**What to work on:** Switch every "bbox" to "box" in the entries from the start through the line containing "Itemize the components", and give those lines again with nothing else changed and the pictures left out.

**Record set:**
--

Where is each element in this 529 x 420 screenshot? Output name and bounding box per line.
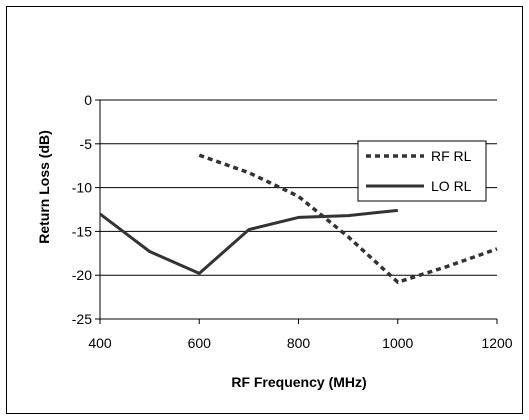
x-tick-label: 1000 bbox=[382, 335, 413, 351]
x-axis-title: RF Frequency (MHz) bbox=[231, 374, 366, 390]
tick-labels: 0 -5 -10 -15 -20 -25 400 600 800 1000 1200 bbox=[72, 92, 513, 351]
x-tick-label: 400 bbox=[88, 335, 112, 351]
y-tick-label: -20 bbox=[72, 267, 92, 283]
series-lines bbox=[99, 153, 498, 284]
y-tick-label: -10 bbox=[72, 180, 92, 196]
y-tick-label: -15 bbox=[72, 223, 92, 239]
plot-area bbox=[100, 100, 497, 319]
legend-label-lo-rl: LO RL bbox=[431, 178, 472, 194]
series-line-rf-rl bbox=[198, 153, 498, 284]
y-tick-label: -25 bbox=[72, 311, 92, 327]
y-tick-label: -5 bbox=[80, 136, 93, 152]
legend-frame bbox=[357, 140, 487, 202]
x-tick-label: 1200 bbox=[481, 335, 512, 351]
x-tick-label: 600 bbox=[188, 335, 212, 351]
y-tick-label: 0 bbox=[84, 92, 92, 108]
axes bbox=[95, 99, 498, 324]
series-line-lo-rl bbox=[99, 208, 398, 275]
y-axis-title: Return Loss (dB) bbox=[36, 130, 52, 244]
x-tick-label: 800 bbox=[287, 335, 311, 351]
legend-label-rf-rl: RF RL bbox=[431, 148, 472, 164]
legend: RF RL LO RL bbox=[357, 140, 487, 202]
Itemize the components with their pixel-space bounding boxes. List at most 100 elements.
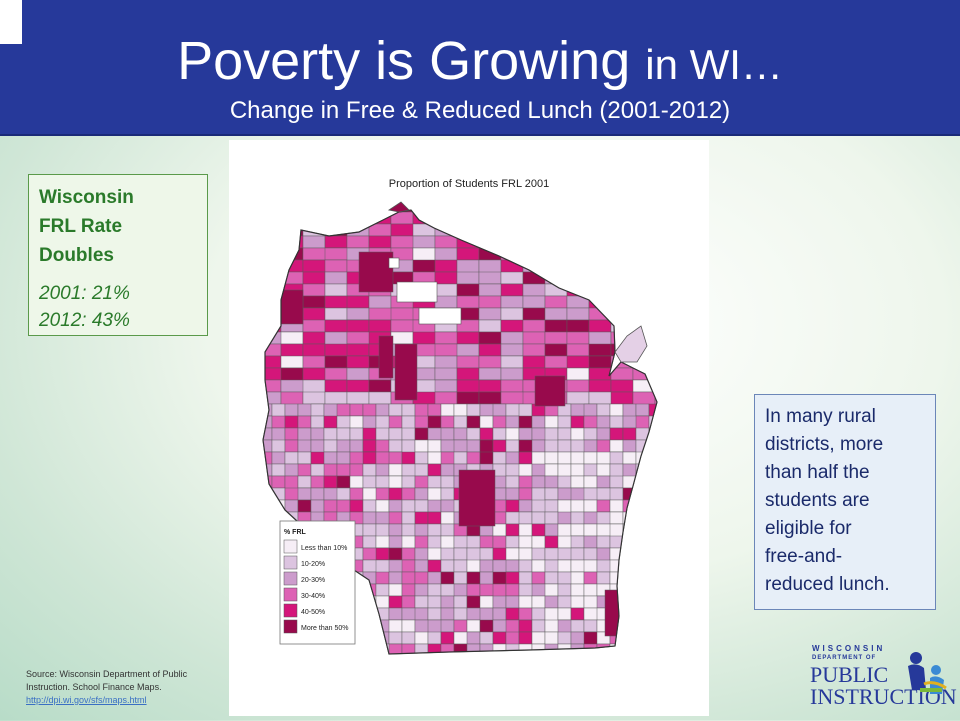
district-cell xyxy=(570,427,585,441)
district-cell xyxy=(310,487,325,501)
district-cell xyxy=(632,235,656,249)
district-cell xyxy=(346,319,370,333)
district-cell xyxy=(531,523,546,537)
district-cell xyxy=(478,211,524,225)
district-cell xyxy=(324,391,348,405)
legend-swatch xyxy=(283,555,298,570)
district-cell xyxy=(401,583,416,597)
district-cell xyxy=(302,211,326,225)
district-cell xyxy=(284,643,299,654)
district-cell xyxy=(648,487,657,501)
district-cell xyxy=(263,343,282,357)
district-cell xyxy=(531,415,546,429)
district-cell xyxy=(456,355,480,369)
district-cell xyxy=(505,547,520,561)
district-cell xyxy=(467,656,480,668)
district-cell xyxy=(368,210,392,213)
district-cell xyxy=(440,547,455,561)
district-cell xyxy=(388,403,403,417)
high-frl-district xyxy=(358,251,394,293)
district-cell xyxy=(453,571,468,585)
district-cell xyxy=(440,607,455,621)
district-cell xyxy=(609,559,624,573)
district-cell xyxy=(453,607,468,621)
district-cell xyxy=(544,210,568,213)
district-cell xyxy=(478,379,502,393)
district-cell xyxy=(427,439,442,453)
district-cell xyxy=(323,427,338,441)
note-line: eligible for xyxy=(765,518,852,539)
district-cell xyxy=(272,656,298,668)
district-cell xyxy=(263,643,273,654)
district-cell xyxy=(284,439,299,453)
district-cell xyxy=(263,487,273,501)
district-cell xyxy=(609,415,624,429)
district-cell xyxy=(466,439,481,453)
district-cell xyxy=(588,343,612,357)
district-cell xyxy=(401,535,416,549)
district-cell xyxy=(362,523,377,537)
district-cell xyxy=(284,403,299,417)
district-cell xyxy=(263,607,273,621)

--

**Reply:**
Where is each element in this 529 x 420 screenshot? Output name and bounding box per line.
x-tick-label: 1000 box=[382, 335, 413, 351]
x-axis-title: RF Frequency (MHz) box=[231, 374, 366, 390]
tick-labels: 0 -5 -10 -15 -20 -25 400 600 800 1000 1200 box=[72, 92, 513, 351]
x-tick-label: 400 box=[88, 335, 112, 351]
y-tick-label: -20 box=[72, 267, 92, 283]
series-lines box=[99, 153, 498, 284]
y-tick-label: -10 box=[72, 180, 92, 196]
y-tick-label: -15 box=[72, 223, 92, 239]
plot-area box=[100, 100, 497, 319]
legend-label-lo-rl: LO RL box=[431, 178, 472, 194]
series-line-rf-rl box=[198, 153, 498, 284]
y-tick-label: -25 box=[72, 311, 92, 327]
y-tick-label: -5 box=[80, 136, 93, 152]
legend-frame box=[357, 140, 487, 202]
x-tick-label: 1200 box=[481, 335, 512, 351]
x-tick-label: 600 box=[188, 335, 212, 351]
y-tick-label: 0 box=[84, 92, 92, 108]
axes box=[95, 99, 498, 324]
series-line-lo-rl box=[99, 208, 398, 275]
y-axis-title: Return Loss (dB) box=[36, 130, 52, 244]
x-tick-label: 800 box=[287, 335, 311, 351]
legend-label-rf-rl: RF RL box=[431, 148, 472, 164]
legend: RF RL LO RL box=[357, 140, 487, 202]
Itemize the components with their pixel-space bounding boxes. List at most 100 elements.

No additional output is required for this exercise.